What the exercise asks:
Can you copy the lines word for word, starting at the line that contains "point — [188, 276, 194, 282]" and ending at the line that contains "point — [399, 235, 405, 241]", with both of those lines included?

[Layout annotation records]
+-------+

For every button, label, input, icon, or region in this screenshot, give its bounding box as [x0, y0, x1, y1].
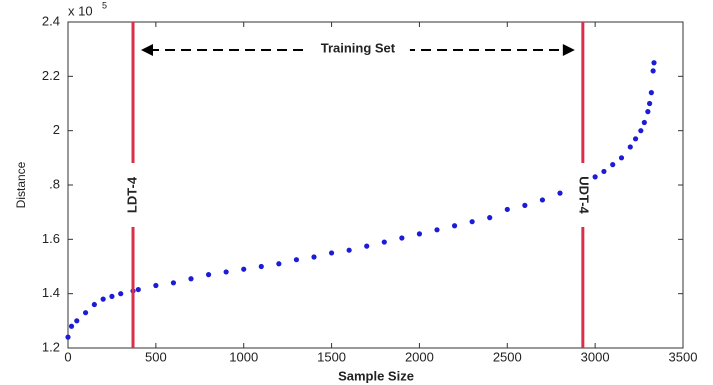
point — [188, 276, 194, 282]
y-axis-label: Distance — [14, 161, 28, 208]
x-tick-label: 2500 — [493, 349, 522, 364]
point — [170, 280, 177, 286]
point — [82, 310, 89, 316]
point — [539, 197, 546, 203]
x-tick-label: 3500 — [669, 349, 698, 364]
y-exponent-base: x 10 — [68, 3, 93, 18]
point — [223, 269, 229, 275]
point — [100, 296, 106, 302]
threshold-label: LDT-4 — [124, 176, 139, 213]
point — [241, 266, 247, 272]
y-tick-label: 2.2 — [42, 68, 60, 83]
point — [399, 235, 405, 241]
point — [647, 100, 653, 107]
point — [135, 286, 141, 293]
point — [645, 109, 651, 115]
span-label: Training Set — [321, 40, 396, 55]
point — [109, 293, 115, 299]
point — [91, 301, 97, 308]
point — [627, 144, 633, 150]
point — [618, 155, 625, 161]
point — [118, 291, 124, 297]
point — [258, 263, 264, 270]
x-tick-label: 500 — [145, 349, 167, 364]
x-tick-label: 3000 — [581, 349, 610, 364]
threshold-label-bg — [573, 163, 592, 227]
point — [416, 231, 423, 237]
point — [557, 190, 563, 196]
point — [641, 119, 647, 126]
point — [487, 215, 493, 221]
point — [469, 219, 475, 225]
y-exponent: 5 — [102, 0, 107, 10]
arrow-head — [141, 44, 154, 56]
x-tick-label: 0 — [64, 349, 71, 364]
arrow-head — [562, 44, 575, 56]
point — [381, 239, 387, 245]
point — [522, 202, 528, 208]
y-tick-label: 1.6 — [42, 231, 60, 246]
threshold-label-bg — [124, 163, 143, 227]
y-tick-label: 1.4 — [42, 285, 60, 300]
point — [451, 223, 458, 229]
point — [311, 254, 317, 260]
point — [632, 136, 639, 142]
point — [65, 334, 71, 340]
point — [68, 323, 75, 329]
y-tick-label: .8 — [49, 176, 60, 191]
point — [651, 60, 657, 66]
y-tick-label: 2.4 — [42, 13, 60, 28]
y-tick-label: 1.2 — [42, 339, 60, 354]
point — [276, 261, 282, 267]
threshold-label: UDT-4 — [576, 176, 591, 214]
point — [610, 162, 616, 168]
x-tick-label: 1000 — [229, 349, 258, 364]
point — [205, 272, 212, 278]
point — [592, 174, 598, 180]
point — [74, 318, 80, 324]
x-axis-label: Sample Size — [338, 368, 414, 383]
point — [328, 250, 335, 256]
span-label-bg — [305, 40, 410, 58]
point — [293, 257, 300, 263]
y-tick-label: 2 — [53, 122, 60, 137]
point — [648, 90, 654, 96]
x-tick-label: 2000 — [405, 349, 434, 364]
point — [346, 247, 352, 253]
point — [601, 168, 607, 175]
point — [364, 243, 370, 249]
x-tick-label: 1500 — [317, 349, 346, 364]
point — [434, 227, 440, 233]
point — [504, 206, 510, 213]
point — [650, 68, 656, 74]
point — [153, 282, 159, 289]
point — [638, 128, 644, 134]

+-------+

Full output:
point — [188, 276, 194, 282]
y-axis-label: Distance — [14, 161, 28, 208]
x-tick-label: 2500 — [493, 349, 522, 364]
point — [170, 280, 177, 286]
point — [82, 310, 89, 316]
point — [539, 197, 546, 203]
x-tick-label: 3500 — [669, 349, 698, 364]
y-exponent-base: x 10 — [68, 3, 93, 18]
point — [223, 269, 229, 275]
point — [100, 296, 106, 302]
threshold-label: LDT-4 — [124, 176, 139, 213]
point — [241, 266, 247, 272]
y-tick-label: 2.2 — [42, 68, 60, 83]
point — [399, 235, 405, 241]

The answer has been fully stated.